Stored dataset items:
------------------------------------------------------------------------

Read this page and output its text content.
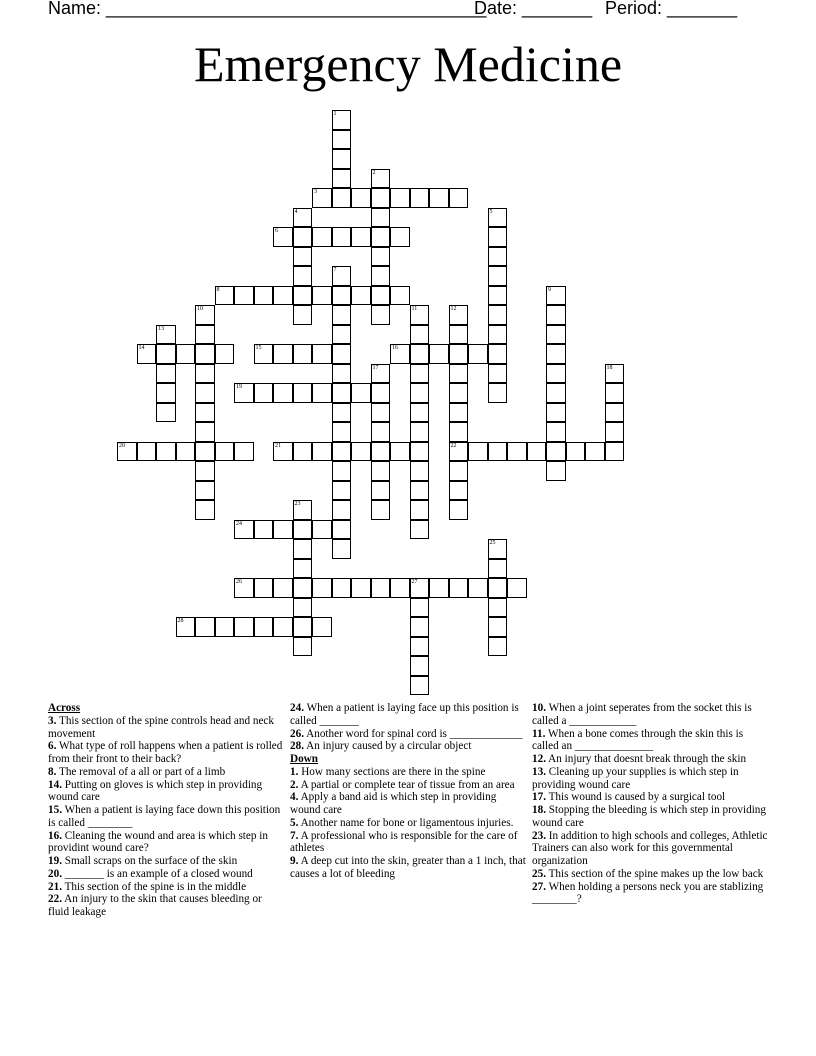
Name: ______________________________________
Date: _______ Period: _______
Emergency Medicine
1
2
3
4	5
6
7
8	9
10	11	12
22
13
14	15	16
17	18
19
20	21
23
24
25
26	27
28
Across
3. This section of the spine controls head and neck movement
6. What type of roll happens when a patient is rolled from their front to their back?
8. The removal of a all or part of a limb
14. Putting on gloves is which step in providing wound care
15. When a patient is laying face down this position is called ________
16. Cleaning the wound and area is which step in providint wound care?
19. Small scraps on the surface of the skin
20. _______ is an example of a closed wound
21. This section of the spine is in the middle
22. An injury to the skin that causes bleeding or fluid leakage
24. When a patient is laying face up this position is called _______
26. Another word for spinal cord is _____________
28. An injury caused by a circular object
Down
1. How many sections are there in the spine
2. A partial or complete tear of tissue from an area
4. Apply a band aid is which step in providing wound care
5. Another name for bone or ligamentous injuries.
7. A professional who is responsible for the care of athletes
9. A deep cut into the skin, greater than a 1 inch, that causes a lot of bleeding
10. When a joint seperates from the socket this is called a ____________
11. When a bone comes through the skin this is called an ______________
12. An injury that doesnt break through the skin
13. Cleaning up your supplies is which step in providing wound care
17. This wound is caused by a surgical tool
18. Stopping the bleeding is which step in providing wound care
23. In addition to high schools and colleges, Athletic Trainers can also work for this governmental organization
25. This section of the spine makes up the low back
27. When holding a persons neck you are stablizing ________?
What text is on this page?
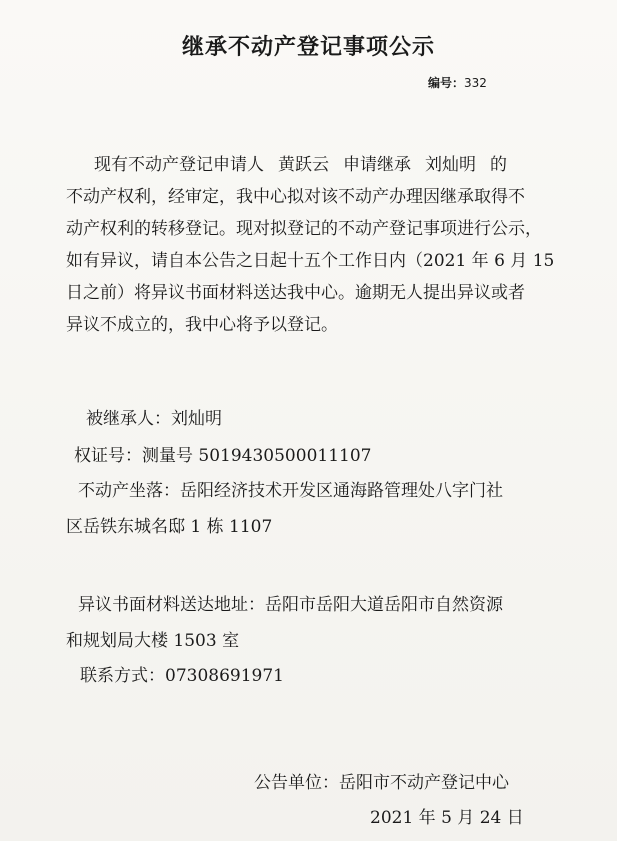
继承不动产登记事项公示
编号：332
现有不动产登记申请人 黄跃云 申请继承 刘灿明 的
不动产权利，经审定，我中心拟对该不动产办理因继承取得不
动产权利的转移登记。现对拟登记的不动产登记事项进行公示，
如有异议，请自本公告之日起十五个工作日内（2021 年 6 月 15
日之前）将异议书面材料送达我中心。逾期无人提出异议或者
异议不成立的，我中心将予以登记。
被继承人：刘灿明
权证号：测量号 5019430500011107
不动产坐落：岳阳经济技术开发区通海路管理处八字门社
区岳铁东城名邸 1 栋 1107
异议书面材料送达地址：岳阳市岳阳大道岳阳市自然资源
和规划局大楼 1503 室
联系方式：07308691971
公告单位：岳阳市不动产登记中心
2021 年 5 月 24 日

------------------------------------------------------------------------

Read the entries and pick out all lines that include the word "patient".

__Response to the task__
6. What type of roll happens when a patient is rolled from their front to their back?
15. When a patient is laying face down this position is called ________
24. When a patient is laying face up this position is called _______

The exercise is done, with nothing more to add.